◆ EXERCISE TASK ◆
Please recast the entries, from the start through the line containing "앞서 재킷… [8,2333,1084,2576]", as a Markdown table with an Index column for the row number and a Content column for the line. Leave out any blank lines.

◆ SOURCE RECORDS ◆
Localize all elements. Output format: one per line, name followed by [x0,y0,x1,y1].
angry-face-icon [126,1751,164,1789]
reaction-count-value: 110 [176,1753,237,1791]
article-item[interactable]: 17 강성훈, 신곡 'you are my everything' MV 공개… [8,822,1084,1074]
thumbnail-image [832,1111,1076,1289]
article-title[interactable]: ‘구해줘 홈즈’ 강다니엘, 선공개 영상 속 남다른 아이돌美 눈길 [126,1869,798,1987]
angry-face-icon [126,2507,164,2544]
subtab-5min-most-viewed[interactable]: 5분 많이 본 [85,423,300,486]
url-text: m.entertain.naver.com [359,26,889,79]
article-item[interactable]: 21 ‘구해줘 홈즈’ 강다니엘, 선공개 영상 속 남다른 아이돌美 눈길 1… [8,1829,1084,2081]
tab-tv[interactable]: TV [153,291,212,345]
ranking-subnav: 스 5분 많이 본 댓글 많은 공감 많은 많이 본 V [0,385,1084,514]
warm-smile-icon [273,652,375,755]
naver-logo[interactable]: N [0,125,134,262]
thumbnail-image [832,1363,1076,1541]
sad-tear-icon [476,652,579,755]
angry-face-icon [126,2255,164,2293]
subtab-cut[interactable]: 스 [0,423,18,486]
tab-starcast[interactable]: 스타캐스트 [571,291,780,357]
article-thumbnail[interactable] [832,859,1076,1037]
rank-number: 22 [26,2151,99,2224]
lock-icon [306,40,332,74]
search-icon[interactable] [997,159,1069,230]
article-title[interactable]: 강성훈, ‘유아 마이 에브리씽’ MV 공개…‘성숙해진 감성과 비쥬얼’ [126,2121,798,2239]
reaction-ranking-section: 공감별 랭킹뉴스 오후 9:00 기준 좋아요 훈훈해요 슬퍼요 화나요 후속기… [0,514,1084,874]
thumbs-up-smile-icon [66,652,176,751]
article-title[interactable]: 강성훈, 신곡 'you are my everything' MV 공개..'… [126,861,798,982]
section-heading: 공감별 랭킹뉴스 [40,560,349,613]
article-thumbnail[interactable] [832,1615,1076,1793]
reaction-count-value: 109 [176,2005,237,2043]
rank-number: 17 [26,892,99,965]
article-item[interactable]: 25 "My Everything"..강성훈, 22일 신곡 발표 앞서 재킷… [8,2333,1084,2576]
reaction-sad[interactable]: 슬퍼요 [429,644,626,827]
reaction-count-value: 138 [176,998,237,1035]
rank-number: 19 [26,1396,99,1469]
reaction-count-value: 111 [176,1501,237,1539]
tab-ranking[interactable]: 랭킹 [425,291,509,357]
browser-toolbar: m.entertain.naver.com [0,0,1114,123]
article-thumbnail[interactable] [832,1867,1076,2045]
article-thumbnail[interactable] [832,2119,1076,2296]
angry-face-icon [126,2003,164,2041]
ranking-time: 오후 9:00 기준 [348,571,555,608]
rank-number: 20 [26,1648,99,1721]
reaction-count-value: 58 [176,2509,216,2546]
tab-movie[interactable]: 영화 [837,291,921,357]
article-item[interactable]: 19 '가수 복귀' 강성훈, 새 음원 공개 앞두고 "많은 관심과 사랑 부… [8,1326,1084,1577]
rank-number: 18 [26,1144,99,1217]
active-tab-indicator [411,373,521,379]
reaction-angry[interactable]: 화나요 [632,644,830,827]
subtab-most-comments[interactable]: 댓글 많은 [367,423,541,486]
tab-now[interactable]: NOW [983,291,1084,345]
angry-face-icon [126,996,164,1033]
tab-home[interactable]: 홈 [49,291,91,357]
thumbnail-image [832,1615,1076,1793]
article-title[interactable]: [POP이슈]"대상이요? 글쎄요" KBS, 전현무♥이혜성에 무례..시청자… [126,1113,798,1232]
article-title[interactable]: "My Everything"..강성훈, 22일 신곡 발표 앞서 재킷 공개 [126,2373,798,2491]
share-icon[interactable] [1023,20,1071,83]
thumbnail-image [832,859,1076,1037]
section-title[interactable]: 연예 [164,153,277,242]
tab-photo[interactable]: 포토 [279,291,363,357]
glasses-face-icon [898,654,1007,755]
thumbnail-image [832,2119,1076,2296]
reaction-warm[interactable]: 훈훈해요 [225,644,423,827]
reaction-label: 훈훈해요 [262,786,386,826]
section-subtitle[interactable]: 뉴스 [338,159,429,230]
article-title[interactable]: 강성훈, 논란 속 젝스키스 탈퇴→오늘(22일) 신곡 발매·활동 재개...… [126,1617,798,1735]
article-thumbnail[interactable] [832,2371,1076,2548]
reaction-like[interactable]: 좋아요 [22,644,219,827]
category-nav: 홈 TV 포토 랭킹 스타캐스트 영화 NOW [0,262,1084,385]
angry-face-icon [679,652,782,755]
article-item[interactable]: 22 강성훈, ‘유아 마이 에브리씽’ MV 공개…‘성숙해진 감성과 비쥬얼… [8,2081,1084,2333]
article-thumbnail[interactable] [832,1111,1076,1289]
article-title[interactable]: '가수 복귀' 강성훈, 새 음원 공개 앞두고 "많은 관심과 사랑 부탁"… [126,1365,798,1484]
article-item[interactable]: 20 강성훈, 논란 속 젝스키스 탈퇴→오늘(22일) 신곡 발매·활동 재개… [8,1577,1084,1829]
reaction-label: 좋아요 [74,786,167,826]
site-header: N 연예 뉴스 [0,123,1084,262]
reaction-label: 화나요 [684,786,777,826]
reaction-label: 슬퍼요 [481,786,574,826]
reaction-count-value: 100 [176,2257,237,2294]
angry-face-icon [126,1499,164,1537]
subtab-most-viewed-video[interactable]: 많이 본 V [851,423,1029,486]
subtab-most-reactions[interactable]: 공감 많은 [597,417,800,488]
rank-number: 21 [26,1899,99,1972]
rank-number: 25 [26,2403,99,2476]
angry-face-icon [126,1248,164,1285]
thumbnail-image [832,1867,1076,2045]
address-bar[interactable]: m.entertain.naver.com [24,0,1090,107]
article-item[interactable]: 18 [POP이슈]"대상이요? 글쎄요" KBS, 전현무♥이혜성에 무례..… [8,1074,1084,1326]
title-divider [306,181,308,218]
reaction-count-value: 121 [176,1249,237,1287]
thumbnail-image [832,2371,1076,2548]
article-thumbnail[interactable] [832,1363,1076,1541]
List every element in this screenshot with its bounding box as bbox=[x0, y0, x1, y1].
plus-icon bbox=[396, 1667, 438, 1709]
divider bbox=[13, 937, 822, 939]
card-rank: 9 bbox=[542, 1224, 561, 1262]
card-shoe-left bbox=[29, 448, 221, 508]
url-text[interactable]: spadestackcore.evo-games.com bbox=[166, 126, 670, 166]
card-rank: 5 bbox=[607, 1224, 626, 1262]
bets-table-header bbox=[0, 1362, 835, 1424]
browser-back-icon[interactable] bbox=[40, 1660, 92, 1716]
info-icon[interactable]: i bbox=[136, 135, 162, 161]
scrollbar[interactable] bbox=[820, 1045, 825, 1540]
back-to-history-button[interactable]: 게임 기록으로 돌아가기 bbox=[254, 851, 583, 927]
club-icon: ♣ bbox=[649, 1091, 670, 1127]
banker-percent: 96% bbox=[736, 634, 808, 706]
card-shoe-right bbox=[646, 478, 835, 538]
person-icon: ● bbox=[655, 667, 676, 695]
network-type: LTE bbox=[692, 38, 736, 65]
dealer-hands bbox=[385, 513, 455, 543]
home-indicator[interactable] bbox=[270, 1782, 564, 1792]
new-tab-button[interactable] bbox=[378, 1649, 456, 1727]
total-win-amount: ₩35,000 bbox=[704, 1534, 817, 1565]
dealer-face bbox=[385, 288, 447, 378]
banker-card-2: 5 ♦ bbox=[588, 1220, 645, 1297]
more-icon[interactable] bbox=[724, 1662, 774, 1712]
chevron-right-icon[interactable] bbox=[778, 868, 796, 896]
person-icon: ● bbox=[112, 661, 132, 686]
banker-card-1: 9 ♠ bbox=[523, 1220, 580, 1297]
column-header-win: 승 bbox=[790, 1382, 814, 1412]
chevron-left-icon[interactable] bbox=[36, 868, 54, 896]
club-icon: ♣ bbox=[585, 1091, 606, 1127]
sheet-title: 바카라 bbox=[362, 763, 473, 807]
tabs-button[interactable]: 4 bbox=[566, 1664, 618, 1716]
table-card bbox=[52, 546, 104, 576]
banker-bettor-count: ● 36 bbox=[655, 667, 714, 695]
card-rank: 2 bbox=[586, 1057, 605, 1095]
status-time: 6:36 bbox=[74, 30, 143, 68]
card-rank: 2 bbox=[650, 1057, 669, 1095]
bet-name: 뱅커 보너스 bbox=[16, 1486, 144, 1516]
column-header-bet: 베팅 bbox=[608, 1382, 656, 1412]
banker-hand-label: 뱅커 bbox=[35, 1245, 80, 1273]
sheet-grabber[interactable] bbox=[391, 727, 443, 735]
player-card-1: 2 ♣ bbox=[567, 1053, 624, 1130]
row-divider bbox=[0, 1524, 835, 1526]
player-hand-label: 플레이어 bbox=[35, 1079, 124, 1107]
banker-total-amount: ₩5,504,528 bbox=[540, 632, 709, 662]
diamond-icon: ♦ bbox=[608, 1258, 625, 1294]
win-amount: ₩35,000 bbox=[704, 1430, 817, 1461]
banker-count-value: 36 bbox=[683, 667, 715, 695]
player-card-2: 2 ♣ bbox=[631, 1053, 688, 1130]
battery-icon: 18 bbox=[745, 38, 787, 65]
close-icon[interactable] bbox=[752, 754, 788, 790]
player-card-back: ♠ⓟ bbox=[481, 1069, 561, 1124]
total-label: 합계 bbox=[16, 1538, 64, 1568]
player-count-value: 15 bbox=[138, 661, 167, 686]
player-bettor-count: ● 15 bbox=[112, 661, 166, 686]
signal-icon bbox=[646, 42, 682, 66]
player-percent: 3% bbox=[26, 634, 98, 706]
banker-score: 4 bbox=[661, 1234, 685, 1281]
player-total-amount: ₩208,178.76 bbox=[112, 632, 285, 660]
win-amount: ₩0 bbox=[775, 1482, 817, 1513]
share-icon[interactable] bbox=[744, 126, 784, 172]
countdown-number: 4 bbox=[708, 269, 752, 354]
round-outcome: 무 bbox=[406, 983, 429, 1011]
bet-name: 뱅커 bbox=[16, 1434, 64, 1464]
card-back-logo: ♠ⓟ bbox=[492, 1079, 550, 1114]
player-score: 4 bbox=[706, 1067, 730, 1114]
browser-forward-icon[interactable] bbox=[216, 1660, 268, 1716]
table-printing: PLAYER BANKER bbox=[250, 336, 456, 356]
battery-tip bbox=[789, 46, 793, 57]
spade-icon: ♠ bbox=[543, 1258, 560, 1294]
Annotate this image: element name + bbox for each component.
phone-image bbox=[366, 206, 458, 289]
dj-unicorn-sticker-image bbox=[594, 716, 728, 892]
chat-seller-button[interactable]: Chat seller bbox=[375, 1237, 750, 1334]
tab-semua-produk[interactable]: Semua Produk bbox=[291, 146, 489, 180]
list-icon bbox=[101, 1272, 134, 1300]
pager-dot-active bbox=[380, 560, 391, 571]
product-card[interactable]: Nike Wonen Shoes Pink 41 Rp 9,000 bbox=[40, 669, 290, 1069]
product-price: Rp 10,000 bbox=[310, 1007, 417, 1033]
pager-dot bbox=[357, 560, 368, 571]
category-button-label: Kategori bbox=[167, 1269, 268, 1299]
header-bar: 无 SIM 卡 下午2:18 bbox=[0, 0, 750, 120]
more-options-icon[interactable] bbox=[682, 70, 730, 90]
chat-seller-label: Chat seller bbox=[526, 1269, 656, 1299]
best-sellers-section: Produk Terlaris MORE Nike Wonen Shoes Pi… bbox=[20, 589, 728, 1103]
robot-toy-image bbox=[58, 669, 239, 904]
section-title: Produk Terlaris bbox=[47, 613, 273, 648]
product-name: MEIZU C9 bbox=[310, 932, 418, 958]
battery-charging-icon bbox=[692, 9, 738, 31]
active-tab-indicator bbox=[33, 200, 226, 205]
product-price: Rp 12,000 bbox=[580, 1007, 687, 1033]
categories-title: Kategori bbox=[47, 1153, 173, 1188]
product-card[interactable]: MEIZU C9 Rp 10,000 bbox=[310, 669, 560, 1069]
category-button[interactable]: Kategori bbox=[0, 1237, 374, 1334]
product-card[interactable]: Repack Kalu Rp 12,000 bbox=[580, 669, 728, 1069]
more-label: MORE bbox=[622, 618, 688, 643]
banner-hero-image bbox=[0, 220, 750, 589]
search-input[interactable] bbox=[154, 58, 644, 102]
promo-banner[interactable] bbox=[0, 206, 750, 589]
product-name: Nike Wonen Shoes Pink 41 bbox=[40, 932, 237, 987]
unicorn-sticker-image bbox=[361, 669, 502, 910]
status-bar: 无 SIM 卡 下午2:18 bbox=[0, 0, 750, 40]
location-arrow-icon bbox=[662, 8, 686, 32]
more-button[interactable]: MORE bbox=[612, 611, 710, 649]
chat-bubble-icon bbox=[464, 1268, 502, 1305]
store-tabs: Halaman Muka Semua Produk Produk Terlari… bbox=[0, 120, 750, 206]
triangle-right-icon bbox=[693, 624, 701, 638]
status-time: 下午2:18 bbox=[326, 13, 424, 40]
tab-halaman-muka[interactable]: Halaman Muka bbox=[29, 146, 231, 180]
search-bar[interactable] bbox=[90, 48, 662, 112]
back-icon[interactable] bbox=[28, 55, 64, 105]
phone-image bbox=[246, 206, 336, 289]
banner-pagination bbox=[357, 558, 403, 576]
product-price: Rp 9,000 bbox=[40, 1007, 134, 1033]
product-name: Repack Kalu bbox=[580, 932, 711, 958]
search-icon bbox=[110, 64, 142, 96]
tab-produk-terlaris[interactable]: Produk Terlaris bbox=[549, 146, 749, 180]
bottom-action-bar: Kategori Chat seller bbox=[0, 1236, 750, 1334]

◆ RESULT OF THE TASK ◆
| Index | Content |
|---|---|
| 1 | Localize all elements. Output format: one per line, name followed by [x0,y0,x1,y1]. |
| 2 | angry-face-icon [126,1751,164,1789] |
| 3 | reaction-count-value: 110 [176,1753,237,1791] |
| 4 | article-item[interactable]: 17 강성훈, 신곡 'you are my everything' MV 공개… [8,822,1084,1074] |
| 5 | thumbnail-image [832,1111,1076,1289] |
| 6 | article-title[interactable]: ‘구해줘 홈즈’ 강다니엘, 선공개 영상 속 남다른 아이돌美 눈길 [126,1869,798,1987] |
| 7 | angry-face-icon [126,2507,164,2544] |
| 8 | subtab-5min-most-viewed[interactable]: 5분 많이 본 [85,423,300,486] |
| 9 | url-text: m.entertain.naver.com [359,26,889,79] |
| 10 | article-item[interactable]: 21 ‘구해줘 홈즈’ 강다니엘, 선공개 영상 속 남다른 아이돌美 눈길 1… [8,1829,1084,2081] |
| 11 | tab-tv[interactable]: TV [153,291,212,345] |
| 12 | ranking-subnav: 스 5분 많이 본 댓글 많은 공감 많은 많이 본 V [0,385,1084,514] |
| 13 | warm-smile-icon [273,652,375,755] |
| 14 | naver-logo[interactable]: N [0,125,134,262] |
| 15 | thumbnail-image [832,1363,1076,1541] |
| 16 | sad-tear-icon [476,652,579,755] |
| 17 | angry-face-icon [126,2255,164,2293] |
| 18 | subtab-cut[interactable]: 스 [0,423,18,486] |
| 19 | tab-starcast[interactable]: 스타캐스트 [571,291,780,357] |
| 20 | article-thumbnail[interactable] [832,859,1076,1037] |
| 21 | rank-number: 22 [26,2151,99,2224] |
| 22 | lock-icon [306,40,332,74] |
| 23 | search-icon[interactable] [997,159,1069,230] |
| 24 | article-title[interactable]: 강성훈, ‘유아 마이 에브리씽’ MV 공개…‘성숙해진 감성과 비쥬얼’ [126,2121,798,2239] |
| 25 | reaction-ranking-section: 공감별 랭킹뉴스 오후 9:00 기준 좋아요 훈훈해요 슬퍼요 화나요 후속기… [0,514,1084,874] |
| 26 | thumbs-up-smile-icon [66,652,176,751] |
| 27 | article-title[interactable]: 강성훈, 신곡 'you are my everything' MV 공개..'… [126,861,798,982] |
| 28 | section-heading: 공감별 랭킹뉴스 [40,560,349,613] |
| 29 | article-thumbnail[interactable] [832,1615,1076,1793] |
| 30 | reaction-count-value: 109 [176,2005,237,2043] |
| 31 | rank-number: 17 [26,892,99,965] |
| 32 | article-item[interactable]: 25 "My Everything"..강성훈, 22일 신곡 발표 앞서 재킷… [8,2333,1084,2576] |